What to produce:
Check each line of the records for "text"; collect those that have it.

Stored dataset items:
________________________________________

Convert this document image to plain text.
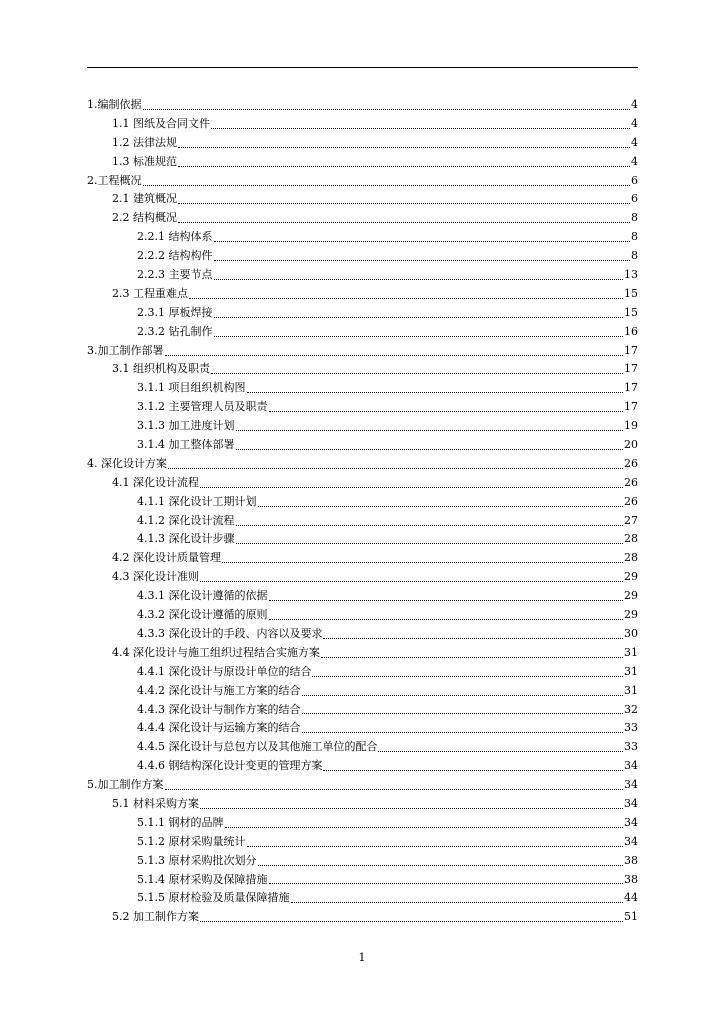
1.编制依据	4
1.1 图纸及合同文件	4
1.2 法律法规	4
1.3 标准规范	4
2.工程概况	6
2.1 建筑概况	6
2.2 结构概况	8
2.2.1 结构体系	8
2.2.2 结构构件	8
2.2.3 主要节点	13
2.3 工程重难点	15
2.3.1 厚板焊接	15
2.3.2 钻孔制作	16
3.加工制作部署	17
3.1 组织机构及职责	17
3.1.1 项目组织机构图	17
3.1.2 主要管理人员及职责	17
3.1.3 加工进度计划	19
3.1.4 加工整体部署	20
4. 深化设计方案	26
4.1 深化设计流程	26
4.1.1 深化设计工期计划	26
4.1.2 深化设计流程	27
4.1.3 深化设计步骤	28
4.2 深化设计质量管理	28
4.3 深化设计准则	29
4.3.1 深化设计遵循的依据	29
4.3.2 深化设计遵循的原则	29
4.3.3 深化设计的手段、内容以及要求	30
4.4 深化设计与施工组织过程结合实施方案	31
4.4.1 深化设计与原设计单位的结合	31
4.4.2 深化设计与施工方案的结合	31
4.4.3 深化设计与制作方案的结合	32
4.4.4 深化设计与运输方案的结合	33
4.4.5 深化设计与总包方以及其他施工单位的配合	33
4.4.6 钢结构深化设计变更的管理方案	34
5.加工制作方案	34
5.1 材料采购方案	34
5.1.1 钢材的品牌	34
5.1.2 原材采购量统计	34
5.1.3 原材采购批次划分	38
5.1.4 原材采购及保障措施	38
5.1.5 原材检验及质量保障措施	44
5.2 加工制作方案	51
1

________________________________________

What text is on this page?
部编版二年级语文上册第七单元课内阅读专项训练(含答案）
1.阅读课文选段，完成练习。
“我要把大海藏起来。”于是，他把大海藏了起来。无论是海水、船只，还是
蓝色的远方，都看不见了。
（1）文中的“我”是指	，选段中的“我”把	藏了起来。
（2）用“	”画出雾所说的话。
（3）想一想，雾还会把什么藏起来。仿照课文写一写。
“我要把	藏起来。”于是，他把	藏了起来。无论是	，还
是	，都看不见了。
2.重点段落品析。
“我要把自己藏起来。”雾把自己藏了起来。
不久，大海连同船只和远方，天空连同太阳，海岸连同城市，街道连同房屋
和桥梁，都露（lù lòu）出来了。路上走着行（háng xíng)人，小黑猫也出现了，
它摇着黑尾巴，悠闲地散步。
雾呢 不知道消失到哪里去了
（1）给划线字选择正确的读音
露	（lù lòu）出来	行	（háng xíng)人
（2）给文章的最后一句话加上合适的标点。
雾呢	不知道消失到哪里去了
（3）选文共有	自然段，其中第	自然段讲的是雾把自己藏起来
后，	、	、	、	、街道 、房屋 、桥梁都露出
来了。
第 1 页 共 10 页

________________________________________

Solution to this problem:
Convert this document image to plain text.
What text is on this page?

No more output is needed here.